### [DIRECTIONS FOR THIS TASK]
Pick out each line in these entries that contains the string "name".

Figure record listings
--

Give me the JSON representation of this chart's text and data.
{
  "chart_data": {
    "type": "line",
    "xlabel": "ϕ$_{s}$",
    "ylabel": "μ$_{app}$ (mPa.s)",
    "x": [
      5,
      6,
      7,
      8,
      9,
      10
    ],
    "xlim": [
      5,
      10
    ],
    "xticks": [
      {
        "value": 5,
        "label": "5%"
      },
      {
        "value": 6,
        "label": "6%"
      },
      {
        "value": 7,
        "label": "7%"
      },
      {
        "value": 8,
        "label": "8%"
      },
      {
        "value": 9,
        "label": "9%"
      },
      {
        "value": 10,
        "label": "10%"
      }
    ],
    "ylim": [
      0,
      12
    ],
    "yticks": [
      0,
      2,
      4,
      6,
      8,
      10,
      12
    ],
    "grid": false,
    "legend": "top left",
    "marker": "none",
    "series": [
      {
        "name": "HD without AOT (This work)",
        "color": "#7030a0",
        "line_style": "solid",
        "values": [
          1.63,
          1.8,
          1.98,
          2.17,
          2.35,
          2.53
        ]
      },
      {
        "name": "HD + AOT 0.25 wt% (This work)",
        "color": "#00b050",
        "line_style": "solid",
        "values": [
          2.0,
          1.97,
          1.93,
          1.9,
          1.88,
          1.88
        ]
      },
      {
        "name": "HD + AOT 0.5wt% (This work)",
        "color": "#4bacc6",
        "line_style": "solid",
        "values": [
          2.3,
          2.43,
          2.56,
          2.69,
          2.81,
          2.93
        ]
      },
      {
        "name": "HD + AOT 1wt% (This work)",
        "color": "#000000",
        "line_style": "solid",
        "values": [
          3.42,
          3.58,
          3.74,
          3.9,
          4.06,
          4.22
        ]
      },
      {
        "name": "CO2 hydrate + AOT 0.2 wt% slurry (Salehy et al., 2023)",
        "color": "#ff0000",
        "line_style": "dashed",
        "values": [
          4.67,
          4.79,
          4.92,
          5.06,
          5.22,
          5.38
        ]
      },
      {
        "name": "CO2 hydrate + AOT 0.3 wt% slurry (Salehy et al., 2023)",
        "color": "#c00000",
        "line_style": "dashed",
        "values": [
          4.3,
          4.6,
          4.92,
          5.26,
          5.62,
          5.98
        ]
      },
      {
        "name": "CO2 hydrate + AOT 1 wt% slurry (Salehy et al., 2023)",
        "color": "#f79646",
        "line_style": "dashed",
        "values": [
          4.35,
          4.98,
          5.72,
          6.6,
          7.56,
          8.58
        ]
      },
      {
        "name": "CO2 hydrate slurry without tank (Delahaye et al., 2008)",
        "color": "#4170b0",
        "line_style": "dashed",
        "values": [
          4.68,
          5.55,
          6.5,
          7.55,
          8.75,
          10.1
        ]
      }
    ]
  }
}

--

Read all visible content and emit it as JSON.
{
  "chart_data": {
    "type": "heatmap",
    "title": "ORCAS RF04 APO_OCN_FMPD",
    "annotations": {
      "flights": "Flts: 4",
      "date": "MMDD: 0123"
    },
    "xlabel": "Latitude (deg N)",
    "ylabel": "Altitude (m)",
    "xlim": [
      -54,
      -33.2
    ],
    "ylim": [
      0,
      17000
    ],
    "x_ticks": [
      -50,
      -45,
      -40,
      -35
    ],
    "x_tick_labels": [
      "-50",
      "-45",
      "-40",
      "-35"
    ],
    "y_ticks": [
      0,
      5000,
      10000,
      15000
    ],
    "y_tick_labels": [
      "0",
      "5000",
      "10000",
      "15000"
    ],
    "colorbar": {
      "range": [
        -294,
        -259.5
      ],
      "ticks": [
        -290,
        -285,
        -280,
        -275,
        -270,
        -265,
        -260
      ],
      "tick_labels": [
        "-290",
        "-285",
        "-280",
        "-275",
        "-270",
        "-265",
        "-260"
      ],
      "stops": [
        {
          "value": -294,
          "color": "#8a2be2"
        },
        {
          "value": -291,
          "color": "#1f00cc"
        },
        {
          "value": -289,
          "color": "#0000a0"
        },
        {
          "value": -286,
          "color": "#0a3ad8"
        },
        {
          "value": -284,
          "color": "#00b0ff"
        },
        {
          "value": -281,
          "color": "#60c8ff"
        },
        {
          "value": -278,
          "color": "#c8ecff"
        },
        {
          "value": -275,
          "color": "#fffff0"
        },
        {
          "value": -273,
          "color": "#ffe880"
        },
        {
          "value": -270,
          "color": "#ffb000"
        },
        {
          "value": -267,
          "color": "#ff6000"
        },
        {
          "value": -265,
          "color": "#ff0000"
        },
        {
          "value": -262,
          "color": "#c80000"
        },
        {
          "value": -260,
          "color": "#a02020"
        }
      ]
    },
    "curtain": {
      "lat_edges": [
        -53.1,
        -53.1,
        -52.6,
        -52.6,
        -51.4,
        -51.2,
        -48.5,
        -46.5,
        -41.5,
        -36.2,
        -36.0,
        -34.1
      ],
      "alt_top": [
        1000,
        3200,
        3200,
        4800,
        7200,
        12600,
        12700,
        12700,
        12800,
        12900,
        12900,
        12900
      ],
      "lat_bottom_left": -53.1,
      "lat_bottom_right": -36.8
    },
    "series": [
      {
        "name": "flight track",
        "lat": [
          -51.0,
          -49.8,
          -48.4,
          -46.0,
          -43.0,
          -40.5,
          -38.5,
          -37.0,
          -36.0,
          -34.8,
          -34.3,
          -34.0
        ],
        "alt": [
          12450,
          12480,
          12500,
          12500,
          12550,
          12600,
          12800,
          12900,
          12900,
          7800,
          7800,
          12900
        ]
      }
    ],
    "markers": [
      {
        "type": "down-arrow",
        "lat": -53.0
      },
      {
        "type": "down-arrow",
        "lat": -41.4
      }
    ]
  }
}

--

### [COMPLETE ANSWER]
        "name": "HD without AOT (This work)",
        "name": "HD + AOT 0.25 wt% (This work)",
        "name": "HD + AOT 0.5wt% (This work)",
        "name": "HD + AOT 1wt% (This work)",
        "name": "CO2 hydrate + AOT 0.2 wt% slurry (Salehy et al., 2023)",
        "name": "CO2 hydrate + AOT 0.3 wt% slurry (Salehy et al., 2023)",
        "name": "CO2 hydrate + AOT 1 wt% slurry (Salehy et al., 2023)",
        "name": "CO2 hydrate slurry without tank (Delahaye et al., 2008)",
        "name": "flight track",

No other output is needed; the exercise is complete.